Given task ::
Copy out every line of the records below word for word, but leave out the pictures.

Records for the task ::
--- Start ---

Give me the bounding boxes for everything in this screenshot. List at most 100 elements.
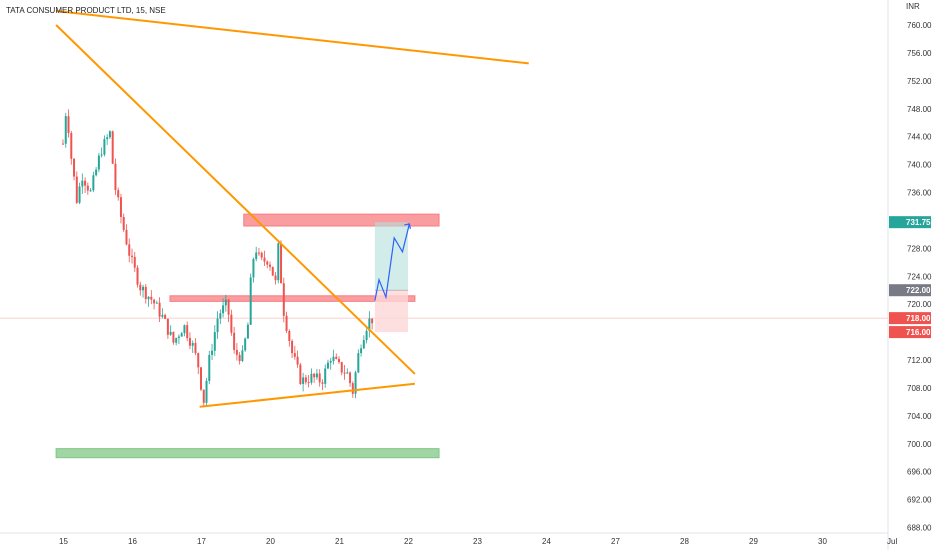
candle-body [197, 353, 200, 368]
candle-body [177, 336, 180, 339]
price-tick-label: 708.00 [907, 384, 932, 393]
candle-body [114, 163, 117, 191]
candle-body [354, 372, 357, 394]
trendline-0 [55, 10, 529, 65]
price-tick-label: 696.00 [907, 468, 932, 477]
candle-body [219, 313, 222, 319]
candle-body [257, 252, 260, 254]
price-tick-label: 720.00 [907, 300, 932, 309]
candle-body [67, 116, 70, 133]
candle-body [155, 302, 158, 304]
zone-1 [169, 295, 416, 302]
candle-body [84, 180, 87, 186]
candle-body [357, 353, 360, 373]
time-tick-label: 17 [197, 537, 206, 546]
candle-body [324, 368, 327, 384]
candle-body [172, 331, 175, 343]
candle-body [122, 216, 125, 230]
time-ticks: 15 16 17 20 21 22 23 24 27 28 29 30 Jul [59, 537, 897, 546]
candle-body [244, 338, 247, 351]
time-tick-label: 22 [404, 537, 413, 546]
time-tick-label: 20 [266, 537, 275, 546]
candle-body [111, 131, 114, 164]
candle-body [136, 267, 139, 285]
price-tick-label: 740.00 [907, 161, 932, 170]
candle-body [224, 299, 227, 306]
plot-area[interactable] [0, 10, 932, 459]
candle-body [285, 315, 288, 332]
candle-body [371, 318, 374, 324]
candle-body [235, 349, 238, 355]
price-axis-background [888, 0, 932, 550]
price-tick-label: 692.00 [907, 496, 932, 505]
candle-body [117, 190, 120, 198]
candle-body [213, 332, 216, 351]
candle-body [64, 116, 67, 144]
candle-body [296, 356, 299, 365]
candle-body [280, 243, 283, 284]
price-tick-label: 752.00 [907, 77, 932, 86]
candle-body [321, 382, 324, 384]
candle-body [282, 283, 285, 316]
candle-body [338, 358, 340, 363]
price-tick-label: 728.00 [907, 244, 932, 253]
candle-body [329, 361, 332, 363]
price-tag [889, 284, 931, 297]
price-tag-label: 722.00 [906, 286, 931, 295]
price-tick-label: 756.00 [907, 49, 932, 58]
stop-area [374, 290, 408, 333]
candle-body [186, 325, 189, 339]
candle-body [238, 354, 241, 361]
candle-body [343, 372, 346, 374]
candle-body [200, 367, 202, 390]
time-tick-label: Jul [887, 537, 897, 546]
candle-body [194, 343, 197, 354]
candle-body [351, 383, 354, 394]
time-tick-label: 15 [59, 537, 68, 546]
price-tick-label: 712.00 [907, 356, 932, 365]
candle-body [75, 176, 78, 203]
candle-body [73, 158, 76, 177]
candle-body [310, 373, 313, 383]
candle-body [191, 343, 194, 346]
price-tag [889, 326, 931, 339]
price-tag-label: 716.00 [906, 328, 931, 337]
candle-body [222, 305, 225, 314]
projection-layer [374, 223, 411, 301]
candle-body [266, 261, 269, 265]
candle-body [70, 132, 73, 159]
candle-body [302, 377, 305, 384]
price-tag [889, 216, 931, 229]
candle-body [362, 340, 365, 349]
candle-body [288, 331, 291, 342]
price-tick-label: 700.00 [907, 440, 932, 449]
price-tick-label: 736.00 [907, 189, 932, 198]
candle-body [349, 372, 352, 384]
price-tick-label: 724.00 [907, 272, 932, 281]
price-tags: 731.75 722.00 718.00 716.00 [889, 216, 931, 339]
trendlines-layer[interactable] [55, 10, 529, 408]
candle-body [128, 244, 131, 256]
symbol-title: TATA CONSUMER PRODUCT LTD, 15, NSE [6, 6, 166, 15]
time-axis[interactable]: 15 16 17 20 21 22 23 24 27 28 29 30 Jul [0, 532, 897, 546]
candle-body [211, 350, 214, 355]
candle-body [241, 350, 244, 361]
candle-body [277, 243, 280, 281]
candle-body [175, 338, 178, 343]
candle-body [216, 318, 219, 333]
candles-layer [62, 109, 374, 408]
candle-body [230, 314, 233, 333]
projection-path [374, 223, 410, 301]
candle-body [368, 318, 371, 331]
price-axis[interactable]: INR 760.00 756.00 752.00 748.00 744.00 740.00… [887, 0, 932, 550]
candle-body [307, 382, 310, 384]
candle-body [227, 299, 230, 315]
candle-body [291, 341, 294, 354]
zones-layer [55, 213, 440, 459]
time-tick-label: 16 [128, 537, 137, 546]
candle-body [188, 338, 191, 346]
time-tick-label: 23 [473, 537, 482, 546]
candle-body [133, 256, 136, 268]
price-tag [889, 312, 931, 325]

--- End ---

Final result ::
Give me the bounding boxes for everything in this screenshot. List at most 100 elements.
candle-body [197, 353, 200, 368]
candle-body [177, 336, 180, 339]
price-tick-label: 708.00 [907, 384, 932, 393]
candle-body [114, 163, 117, 191]
candle-body [354, 372, 357, 394]
trendline-0 [55, 10, 529, 65]
price-tick-label: 696.00 [907, 468, 932, 477]
candle-body [219, 313, 222, 319]
candle-body [257, 252, 260, 254]
price-tick-label: 720.00 [907, 300, 932, 309]
candle-body [67, 116, 70, 133]
candle-body [155, 302, 158, 304]
zone-1 [169, 295, 416, 302]
candle-body [84, 180, 87, 186]
candle-body [357, 353, 360, 373]
time-tick-label: 17 [197, 537, 206, 546]
candle-body [324, 368, 327, 384]
candle-body [172, 331, 175, 343]
candle-body [122, 216, 125, 230]
time-ticks: 15 16 17 20 21 22 23 24 27 28 29 30 Jul [59, 537, 897, 546]
candle-body [244, 338, 247, 351]
time-tick-label: 22 [404, 537, 413, 546]
time-tick-label: 20 [266, 537, 275, 546]
candle-body [111, 131, 114, 164]
candle-body [136, 267, 139, 285]
price-tick-label: 740.00 [907, 161, 932, 170]
candle-body [224, 299, 227, 306]
plot-area[interactable] [0, 10, 932, 459]
candle-body [285, 315, 288, 332]
candle-body [371, 318, 374, 324]
candle-body [235, 349, 238, 355]
price-axis-background [888, 0, 932, 550]
price-tick-label: 692.00 [907, 496, 932, 505]
candle-body [117, 190, 120, 198]
candle-body [213, 332, 216, 351]
candle-body [64, 116, 67, 144]
candle-body [296, 356, 299, 365]
candle-body [280, 243, 283, 284]
price-tick-label: 752.00 [907, 77, 932, 86]
candle-body [321, 382, 324, 384]
candle-body [282, 283, 285, 316]
candle-body [338, 358, 340, 363]
price-tick-label: 728.00 [907, 244, 932, 253]
candle-body [329, 361, 332, 363]
price-tag [889, 284, 931, 297]
price-tag-label: 722.00 [906, 286, 931, 295]
price-tick-label: 756.00 [907, 49, 932, 58]
stop-area [374, 290, 408, 333]
candle-body [186, 325, 189, 339]
candle-body [238, 354, 241, 361]
candle-body [343, 372, 346, 374]
candle-body [200, 367, 202, 390]
time-tick-label: Jul [887, 537, 897, 546]
candle-body [194, 343, 197, 354]
candle-body [351, 383, 354, 394]
time-tick-label: 15 [59, 537, 68, 546]
price-tick-label: 712.00 [907, 356, 932, 365]
candle-body [75, 176, 78, 203]
candle-body [73, 158, 76, 177]
candle-body [310, 373, 313, 383]
candle-body [191, 343, 194, 346]
price-tag [889, 326, 931, 339]
price-tag-label: 716.00 [906, 328, 931, 337]
candle-body [222, 305, 225, 314]
projection-layer [374, 223, 411, 301]
candle-body [266, 261, 269, 265]
candle-body [70, 132, 73, 159]
candle-body [302, 377, 305, 384]
price-tag [889, 216, 931, 229]
candle-body [362, 340, 365, 349]
candle-body [288, 331, 291, 342]
price-tick-label: 700.00 [907, 440, 932, 449]
price-tick-label: 736.00 [907, 189, 932, 198]
candle-body [349, 372, 352, 384]
price-tick-label: 724.00 [907, 272, 932, 281]
price-tags: 731.75 722.00 718.00 716.00 [889, 216, 931, 339]
trendlines-layer[interactable] [55, 10, 529, 408]
candle-body [128, 244, 131, 256]
symbol-title: TATA CONSUMER PRODUCT LTD, 15, NSE [6, 6, 166, 15]
time-axis[interactable]: 15 16 17 20 21 22 23 24 27 28 29 30 Jul [0, 532, 897, 546]
candle-body [211, 350, 214, 355]
candle-body [241, 350, 244, 361]
candle-body [277, 243, 280, 281]
candle-body [175, 338, 178, 343]
candle-body [216, 318, 219, 333]
candles-layer [62, 109, 374, 408]
candle-body [230, 314, 233, 333]
projection-path [374, 223, 410, 301]
candle-body [368, 318, 371, 331]
price-axis[interactable]: INR 760.00 756.00 752.00 748.00 744.00 740.00… [887, 0, 932, 550]
candle-body [307, 382, 310, 384]
candle-body [227, 299, 230, 315]
candle-body [291, 341, 294, 354]
zones-layer [55, 213, 440, 459]
time-tick-label: 16 [128, 537, 137, 546]
candle-body [188, 338, 191, 346]
time-tick-label: 23 [473, 537, 482, 546]
candle-body [133, 256, 136, 268]
price-tag [889, 312, 931, 325]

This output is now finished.